Task to carry out -
Identify the lines that contain the word "data" and copy each one.

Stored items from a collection
┄┄┄┄┄┄┄┄┄┄┄┄┄┄┄┄┄┄┄┄
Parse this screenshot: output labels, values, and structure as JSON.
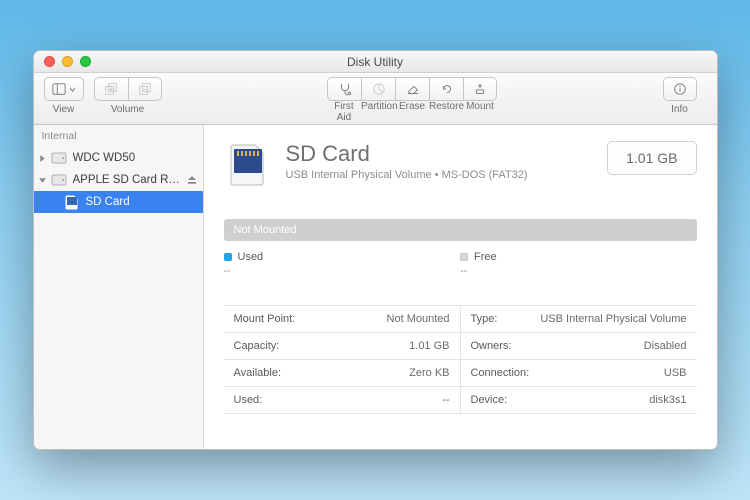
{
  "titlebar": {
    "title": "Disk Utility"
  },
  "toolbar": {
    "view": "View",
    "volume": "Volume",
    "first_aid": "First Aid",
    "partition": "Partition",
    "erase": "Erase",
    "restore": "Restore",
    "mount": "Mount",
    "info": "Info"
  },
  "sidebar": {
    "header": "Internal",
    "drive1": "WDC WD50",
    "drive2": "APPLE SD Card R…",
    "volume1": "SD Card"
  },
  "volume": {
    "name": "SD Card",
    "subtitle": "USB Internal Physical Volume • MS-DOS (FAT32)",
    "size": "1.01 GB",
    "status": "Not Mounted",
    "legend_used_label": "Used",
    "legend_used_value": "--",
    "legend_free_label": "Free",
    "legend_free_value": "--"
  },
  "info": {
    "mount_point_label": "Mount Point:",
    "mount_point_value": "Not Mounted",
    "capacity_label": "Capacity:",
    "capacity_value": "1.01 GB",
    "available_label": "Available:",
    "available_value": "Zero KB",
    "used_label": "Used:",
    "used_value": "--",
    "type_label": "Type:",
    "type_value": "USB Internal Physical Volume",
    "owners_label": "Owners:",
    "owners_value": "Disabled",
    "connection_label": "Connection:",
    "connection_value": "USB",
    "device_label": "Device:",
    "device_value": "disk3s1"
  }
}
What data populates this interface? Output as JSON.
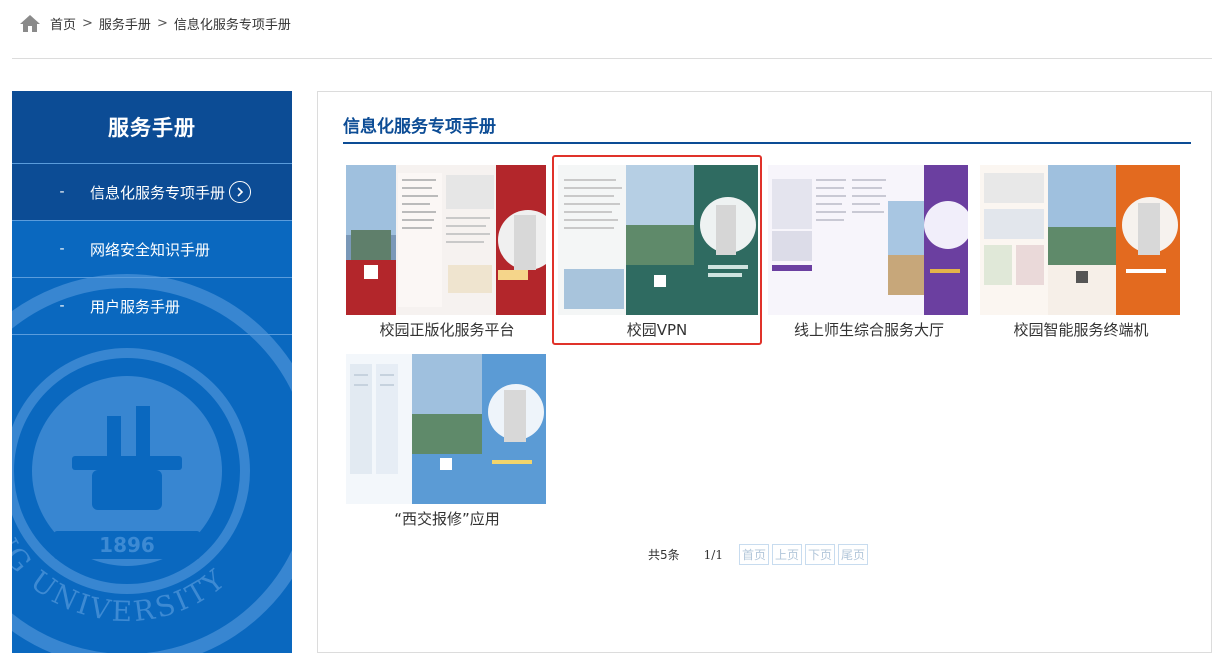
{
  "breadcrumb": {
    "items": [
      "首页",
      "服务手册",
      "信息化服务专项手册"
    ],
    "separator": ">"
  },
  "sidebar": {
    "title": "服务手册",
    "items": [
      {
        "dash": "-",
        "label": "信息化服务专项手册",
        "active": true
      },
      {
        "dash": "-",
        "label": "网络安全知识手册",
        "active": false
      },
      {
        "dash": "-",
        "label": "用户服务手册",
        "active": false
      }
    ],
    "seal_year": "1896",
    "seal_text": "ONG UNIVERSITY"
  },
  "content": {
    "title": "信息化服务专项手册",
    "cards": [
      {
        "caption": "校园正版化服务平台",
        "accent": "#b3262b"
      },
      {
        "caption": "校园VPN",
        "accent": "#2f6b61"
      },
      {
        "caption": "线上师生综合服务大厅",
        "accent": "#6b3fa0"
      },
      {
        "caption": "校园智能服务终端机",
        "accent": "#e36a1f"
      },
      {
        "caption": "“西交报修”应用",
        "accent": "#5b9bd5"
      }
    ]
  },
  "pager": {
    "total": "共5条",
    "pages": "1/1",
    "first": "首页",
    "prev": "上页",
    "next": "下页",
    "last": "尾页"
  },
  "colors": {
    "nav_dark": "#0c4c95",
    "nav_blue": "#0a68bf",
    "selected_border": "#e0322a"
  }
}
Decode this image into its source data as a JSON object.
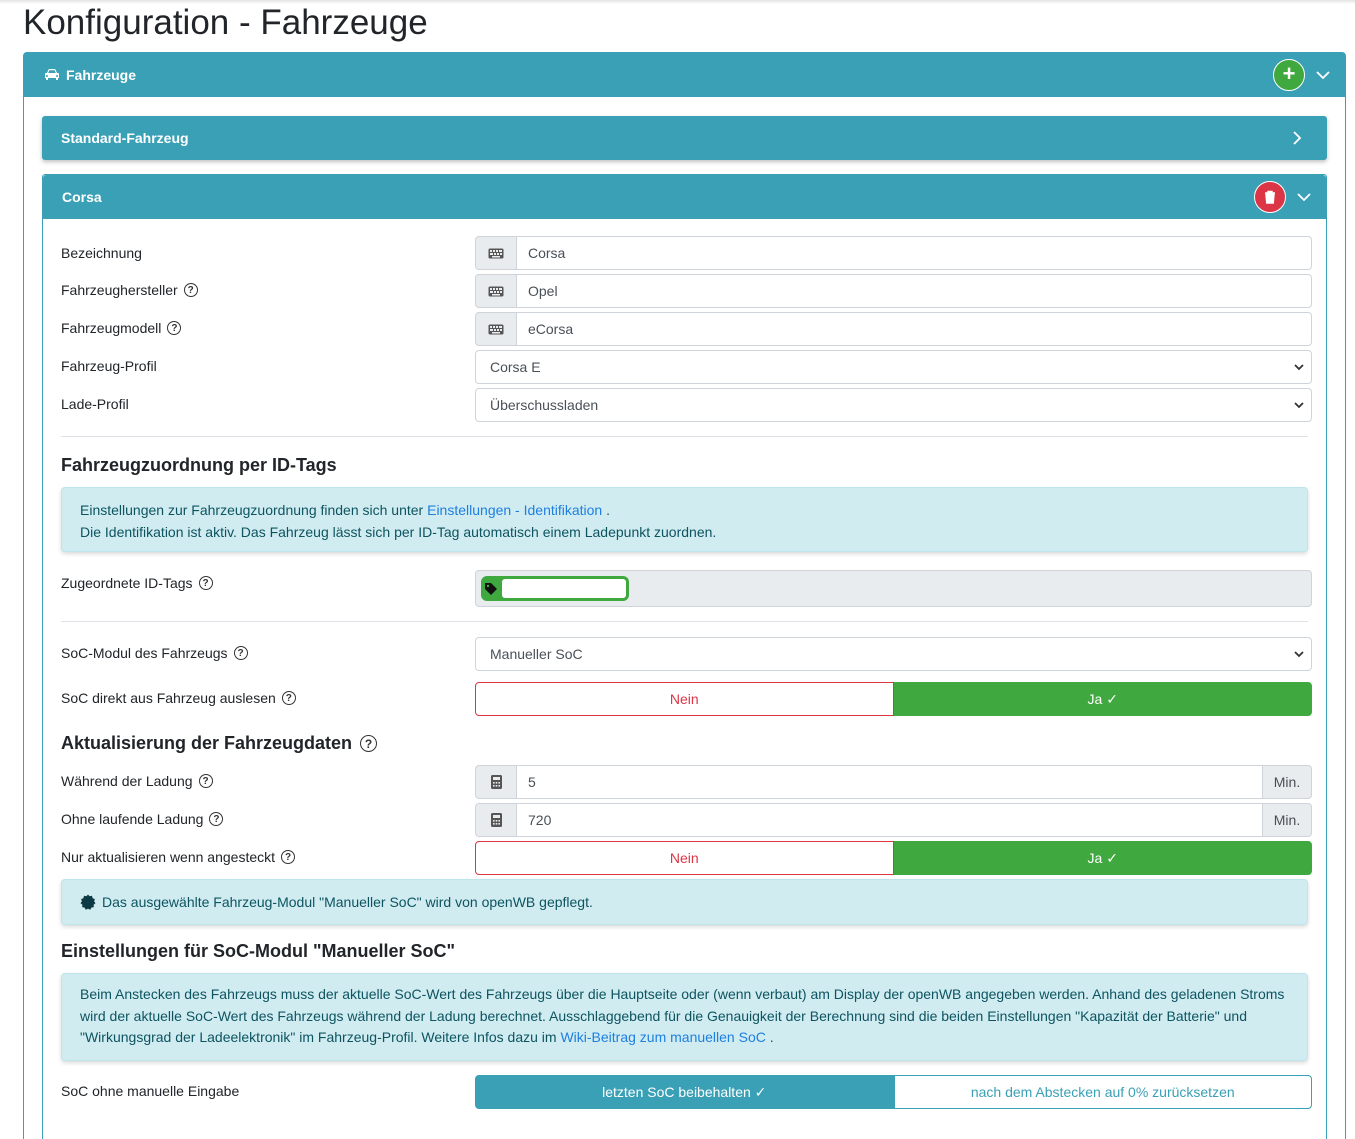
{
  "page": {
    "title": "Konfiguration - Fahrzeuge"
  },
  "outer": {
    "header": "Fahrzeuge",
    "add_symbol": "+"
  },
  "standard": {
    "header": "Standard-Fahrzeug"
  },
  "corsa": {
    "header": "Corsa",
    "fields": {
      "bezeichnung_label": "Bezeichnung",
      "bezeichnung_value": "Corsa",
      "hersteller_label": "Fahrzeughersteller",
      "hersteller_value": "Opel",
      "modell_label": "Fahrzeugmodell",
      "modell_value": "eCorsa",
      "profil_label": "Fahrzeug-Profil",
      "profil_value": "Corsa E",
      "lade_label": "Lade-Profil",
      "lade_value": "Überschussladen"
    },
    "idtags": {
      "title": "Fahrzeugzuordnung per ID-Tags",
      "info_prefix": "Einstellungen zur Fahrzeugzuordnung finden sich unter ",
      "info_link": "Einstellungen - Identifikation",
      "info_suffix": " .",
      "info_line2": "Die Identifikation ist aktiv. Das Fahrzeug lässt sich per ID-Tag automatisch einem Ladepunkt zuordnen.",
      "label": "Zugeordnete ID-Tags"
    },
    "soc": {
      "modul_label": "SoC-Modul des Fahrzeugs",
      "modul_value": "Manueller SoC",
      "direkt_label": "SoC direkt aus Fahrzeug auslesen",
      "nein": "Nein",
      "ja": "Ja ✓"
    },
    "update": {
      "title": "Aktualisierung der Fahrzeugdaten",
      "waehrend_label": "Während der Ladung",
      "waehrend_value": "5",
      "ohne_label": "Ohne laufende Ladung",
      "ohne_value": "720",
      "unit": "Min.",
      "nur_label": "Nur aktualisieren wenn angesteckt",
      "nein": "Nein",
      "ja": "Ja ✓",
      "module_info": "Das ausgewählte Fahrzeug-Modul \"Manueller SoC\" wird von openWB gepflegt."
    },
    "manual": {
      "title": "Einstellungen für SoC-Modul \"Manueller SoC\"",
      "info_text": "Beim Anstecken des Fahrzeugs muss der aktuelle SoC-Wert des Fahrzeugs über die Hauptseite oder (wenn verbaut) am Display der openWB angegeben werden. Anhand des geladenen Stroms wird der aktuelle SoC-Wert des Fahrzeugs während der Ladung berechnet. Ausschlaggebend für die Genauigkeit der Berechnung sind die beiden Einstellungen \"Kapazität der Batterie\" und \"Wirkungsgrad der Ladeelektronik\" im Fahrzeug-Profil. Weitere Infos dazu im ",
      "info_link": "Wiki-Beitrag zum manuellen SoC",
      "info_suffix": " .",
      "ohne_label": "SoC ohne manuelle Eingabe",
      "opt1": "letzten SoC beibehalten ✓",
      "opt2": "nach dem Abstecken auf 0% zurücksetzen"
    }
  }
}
┄┄┄┄┄┄┄┄┄┄┄┄┄┄┄┄┄┄┄┄
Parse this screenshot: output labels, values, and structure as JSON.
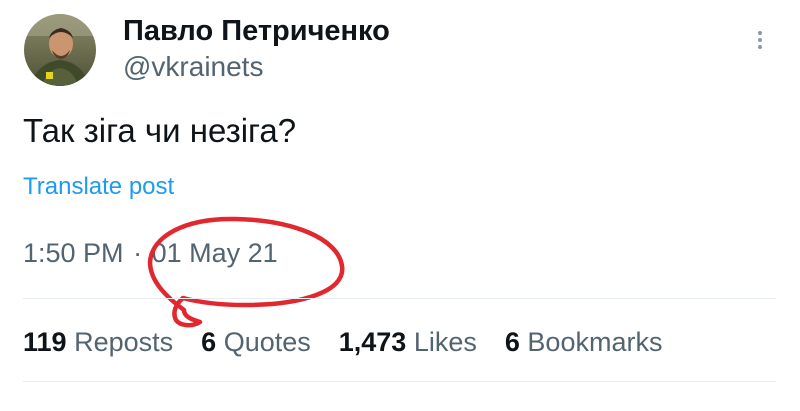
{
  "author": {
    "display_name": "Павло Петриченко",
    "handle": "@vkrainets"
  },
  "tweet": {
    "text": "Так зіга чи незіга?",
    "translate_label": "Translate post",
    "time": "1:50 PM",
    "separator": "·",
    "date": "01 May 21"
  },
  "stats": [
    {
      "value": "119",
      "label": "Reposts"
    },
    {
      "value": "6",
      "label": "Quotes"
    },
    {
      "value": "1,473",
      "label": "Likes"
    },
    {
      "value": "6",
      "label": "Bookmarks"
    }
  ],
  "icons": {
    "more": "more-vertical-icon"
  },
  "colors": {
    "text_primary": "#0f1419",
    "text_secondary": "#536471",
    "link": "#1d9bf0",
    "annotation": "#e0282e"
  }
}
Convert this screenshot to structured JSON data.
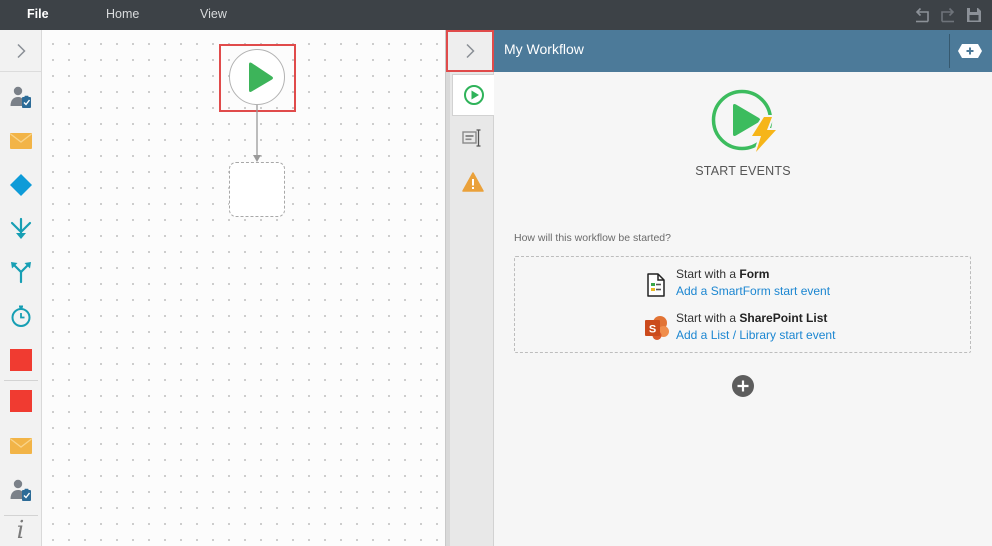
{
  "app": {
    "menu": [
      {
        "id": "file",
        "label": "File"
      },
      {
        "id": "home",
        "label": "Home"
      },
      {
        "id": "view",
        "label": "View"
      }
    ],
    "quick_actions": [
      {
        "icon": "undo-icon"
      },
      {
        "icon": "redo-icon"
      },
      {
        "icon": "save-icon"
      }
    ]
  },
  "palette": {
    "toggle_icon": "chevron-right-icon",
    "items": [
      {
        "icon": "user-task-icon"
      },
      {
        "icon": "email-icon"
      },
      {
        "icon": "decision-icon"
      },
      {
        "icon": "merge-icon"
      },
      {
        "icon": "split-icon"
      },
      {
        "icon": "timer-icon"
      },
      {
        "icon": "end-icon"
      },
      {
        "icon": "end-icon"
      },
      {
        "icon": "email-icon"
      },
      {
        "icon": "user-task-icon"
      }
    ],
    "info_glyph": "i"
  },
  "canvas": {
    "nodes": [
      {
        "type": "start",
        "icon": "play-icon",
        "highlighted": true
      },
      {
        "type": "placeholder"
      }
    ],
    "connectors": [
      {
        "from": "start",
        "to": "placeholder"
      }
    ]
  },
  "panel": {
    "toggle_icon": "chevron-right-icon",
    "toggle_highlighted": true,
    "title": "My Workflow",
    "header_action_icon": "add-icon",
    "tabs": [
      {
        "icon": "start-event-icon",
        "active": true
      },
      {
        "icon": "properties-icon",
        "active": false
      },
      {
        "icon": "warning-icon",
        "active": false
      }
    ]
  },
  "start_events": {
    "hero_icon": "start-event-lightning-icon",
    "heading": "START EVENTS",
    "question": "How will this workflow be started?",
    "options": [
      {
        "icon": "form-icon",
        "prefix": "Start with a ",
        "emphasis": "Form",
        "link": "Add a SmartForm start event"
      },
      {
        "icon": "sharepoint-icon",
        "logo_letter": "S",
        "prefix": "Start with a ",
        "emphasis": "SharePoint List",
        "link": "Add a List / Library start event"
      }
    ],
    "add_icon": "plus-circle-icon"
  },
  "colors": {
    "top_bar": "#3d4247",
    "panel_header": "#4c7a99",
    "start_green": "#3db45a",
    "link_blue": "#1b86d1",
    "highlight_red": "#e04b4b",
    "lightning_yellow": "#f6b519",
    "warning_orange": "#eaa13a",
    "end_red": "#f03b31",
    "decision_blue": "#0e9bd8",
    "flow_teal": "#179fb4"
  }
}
┄┄┄┄┄┄┄┄┄┄┄┄┄┄┄┄┄┄┄┄
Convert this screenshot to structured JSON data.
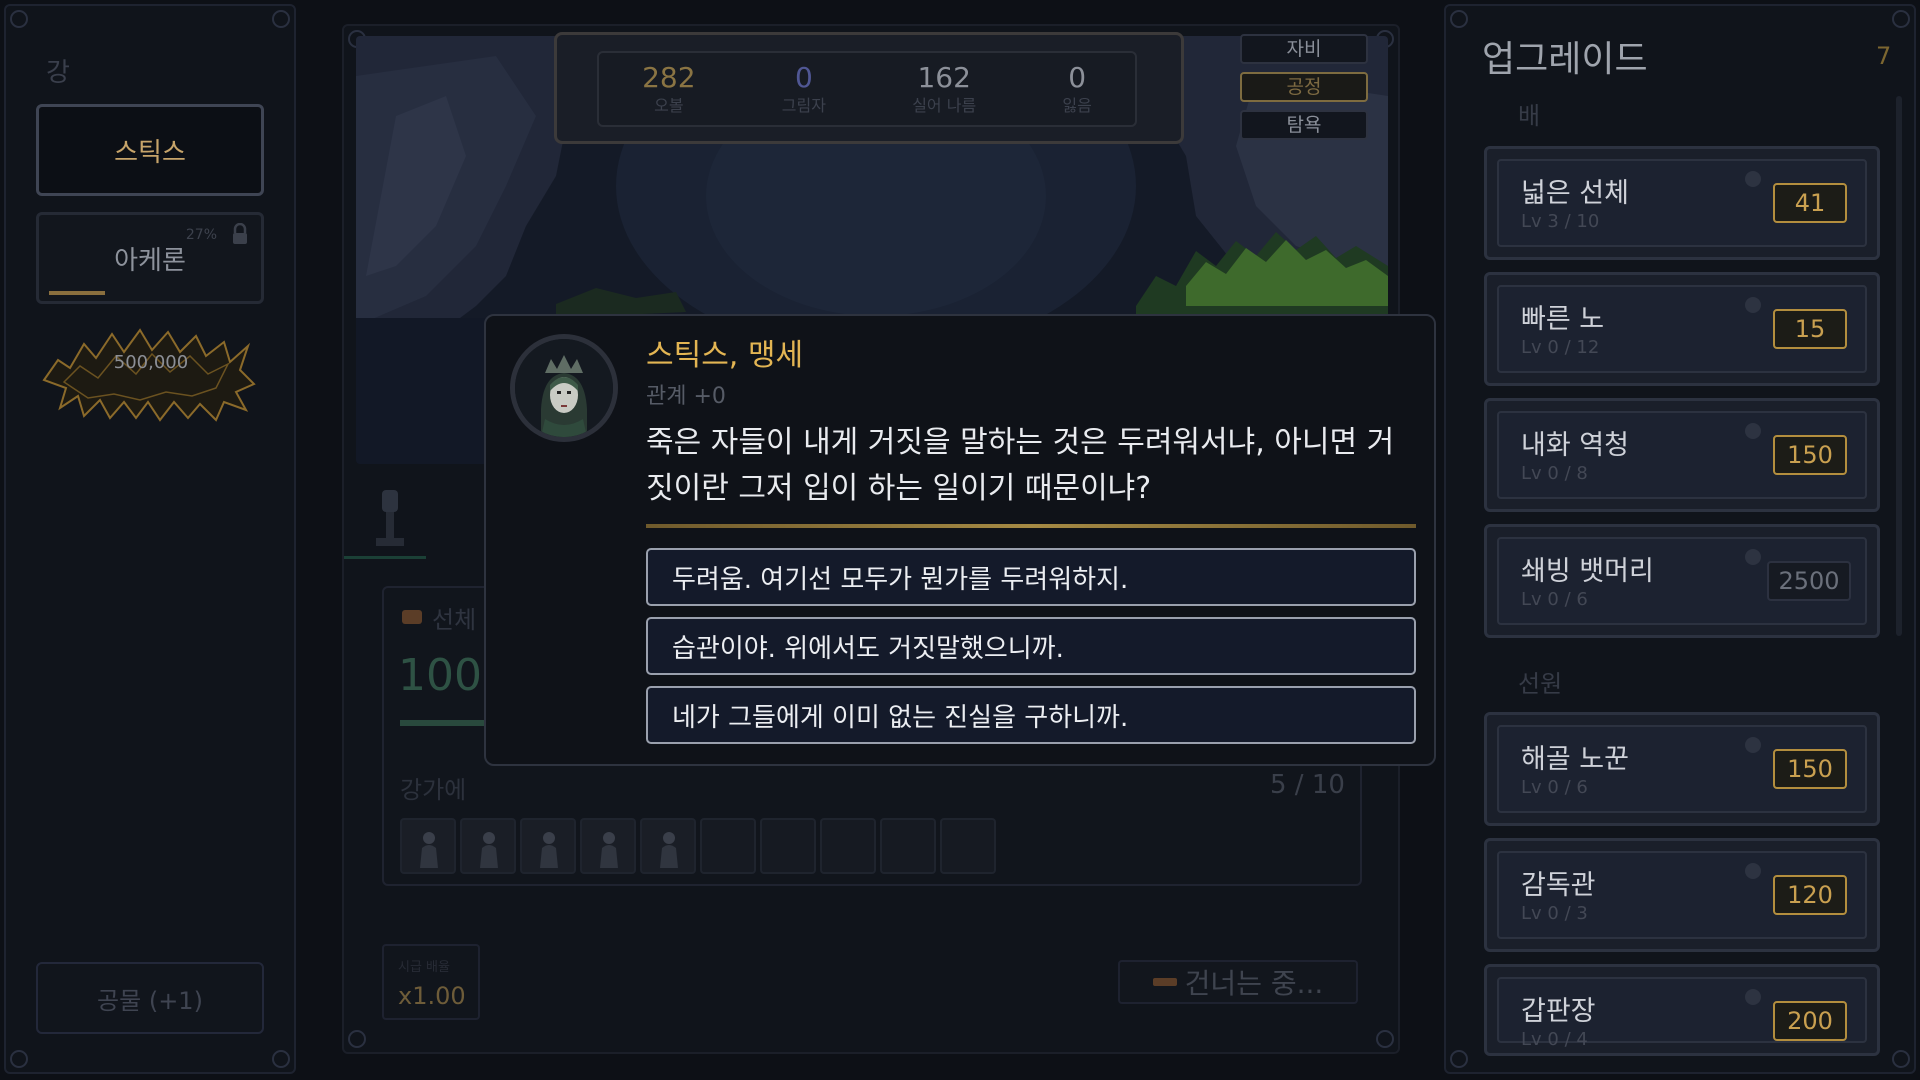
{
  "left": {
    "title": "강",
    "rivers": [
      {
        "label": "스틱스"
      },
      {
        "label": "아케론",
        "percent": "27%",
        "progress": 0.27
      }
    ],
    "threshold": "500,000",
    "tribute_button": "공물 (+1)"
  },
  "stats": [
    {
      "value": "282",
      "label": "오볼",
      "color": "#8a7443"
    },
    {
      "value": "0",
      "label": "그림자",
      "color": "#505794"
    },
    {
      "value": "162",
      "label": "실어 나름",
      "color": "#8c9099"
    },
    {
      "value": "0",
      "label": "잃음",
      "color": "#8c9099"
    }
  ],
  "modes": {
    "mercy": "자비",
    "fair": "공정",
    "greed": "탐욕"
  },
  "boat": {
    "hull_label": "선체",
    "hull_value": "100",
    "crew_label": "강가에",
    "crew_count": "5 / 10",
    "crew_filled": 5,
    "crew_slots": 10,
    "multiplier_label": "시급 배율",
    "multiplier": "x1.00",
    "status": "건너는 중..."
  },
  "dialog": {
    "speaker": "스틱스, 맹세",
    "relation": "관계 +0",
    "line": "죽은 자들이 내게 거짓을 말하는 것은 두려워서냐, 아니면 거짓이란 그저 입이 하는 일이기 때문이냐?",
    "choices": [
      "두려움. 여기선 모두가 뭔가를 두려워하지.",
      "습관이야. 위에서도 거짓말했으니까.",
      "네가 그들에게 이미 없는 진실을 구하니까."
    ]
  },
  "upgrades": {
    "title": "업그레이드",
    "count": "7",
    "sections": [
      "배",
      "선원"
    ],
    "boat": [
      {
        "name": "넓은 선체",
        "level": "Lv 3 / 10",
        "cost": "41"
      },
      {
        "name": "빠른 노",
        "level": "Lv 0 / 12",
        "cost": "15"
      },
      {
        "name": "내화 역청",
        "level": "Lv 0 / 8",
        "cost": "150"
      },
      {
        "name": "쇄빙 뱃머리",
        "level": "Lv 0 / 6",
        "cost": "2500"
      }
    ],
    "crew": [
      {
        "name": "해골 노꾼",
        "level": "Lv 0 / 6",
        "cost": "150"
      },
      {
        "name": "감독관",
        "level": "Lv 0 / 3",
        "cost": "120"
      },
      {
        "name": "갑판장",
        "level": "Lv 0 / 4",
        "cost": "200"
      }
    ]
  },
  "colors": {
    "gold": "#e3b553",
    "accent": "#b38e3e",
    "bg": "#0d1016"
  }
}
┄┄┄┄┄┄┄┄┄┄┄┄┄┄┄┄┄┄┄┄
Result of this exercise -
What data populates this interface? Output as JSON.
Decode this image into its source data as a JSON object.
Convert this screenshot to structured JSON data.
Convert this screenshot to structured JSON data.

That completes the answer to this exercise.